──────── SUPPLIED DATA ────────

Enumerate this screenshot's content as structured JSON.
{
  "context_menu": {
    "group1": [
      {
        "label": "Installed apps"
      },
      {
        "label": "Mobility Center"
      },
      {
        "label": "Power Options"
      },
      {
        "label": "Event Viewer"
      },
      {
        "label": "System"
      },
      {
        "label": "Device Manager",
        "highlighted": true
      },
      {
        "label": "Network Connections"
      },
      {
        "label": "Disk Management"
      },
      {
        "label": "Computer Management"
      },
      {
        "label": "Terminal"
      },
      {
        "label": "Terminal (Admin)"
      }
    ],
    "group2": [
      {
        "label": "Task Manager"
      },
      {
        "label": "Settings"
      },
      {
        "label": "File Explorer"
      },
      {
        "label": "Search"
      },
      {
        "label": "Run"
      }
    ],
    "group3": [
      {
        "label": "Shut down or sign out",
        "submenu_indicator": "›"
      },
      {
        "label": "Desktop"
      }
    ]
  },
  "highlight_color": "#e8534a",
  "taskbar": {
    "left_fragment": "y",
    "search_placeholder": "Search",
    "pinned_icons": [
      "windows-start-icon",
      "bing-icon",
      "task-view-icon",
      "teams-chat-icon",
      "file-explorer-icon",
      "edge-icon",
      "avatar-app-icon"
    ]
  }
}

────────

Transcribe all lines as written.

SOLUTION FOR THIS EXERCISE
Enumerate this screenshot's content as structured JSON.
{
  "context_menu": {
    "group1": [
      {
        "label": "Installed apps"
      },
      {
        "label": "Mobility Center"
      },
      {
        "label": "Power Options"
      },
      {
        "label": "Event Viewer"
      },
      {
        "label": "System"
      },
      {
        "label": "Device Manager",
        "highlighted": true
      },
      {
        "label": "Network Connections"
      },
      {
        "label": "Disk Management"
      },
      {
        "label": "Computer Management"
      },
      {
        "label": "Terminal"
      },
      {
        "label": "Terminal (Admin)"
      }
    ],
    "group2": [
      {
        "label": "Task Manager"
      },
      {
        "label": "Settings"
      },
      {
        "label": "File Explorer"
      },
      {
        "label": "Search"
      },
      {
        "label": "Run"
      }
    ],
    "group3": [
      {
        "label": "Shut down or sign out",
        "submenu_indicator": "›"
      },
      {
        "label": "Desktop"
      }
    ]
  },
  "highlight_color": "#e8534a",
  "taskbar": {
    "left_fragment": "y",
    "search_placeholder": "Search",
    "pinned_icons": [
      "windows-start-icon",
      "bing-icon",
      "task-view-icon",
      "teams-chat-icon",
      "file-explorer-icon",
      "edge-icon",
      "avatar-app-icon"
    ]
  }
}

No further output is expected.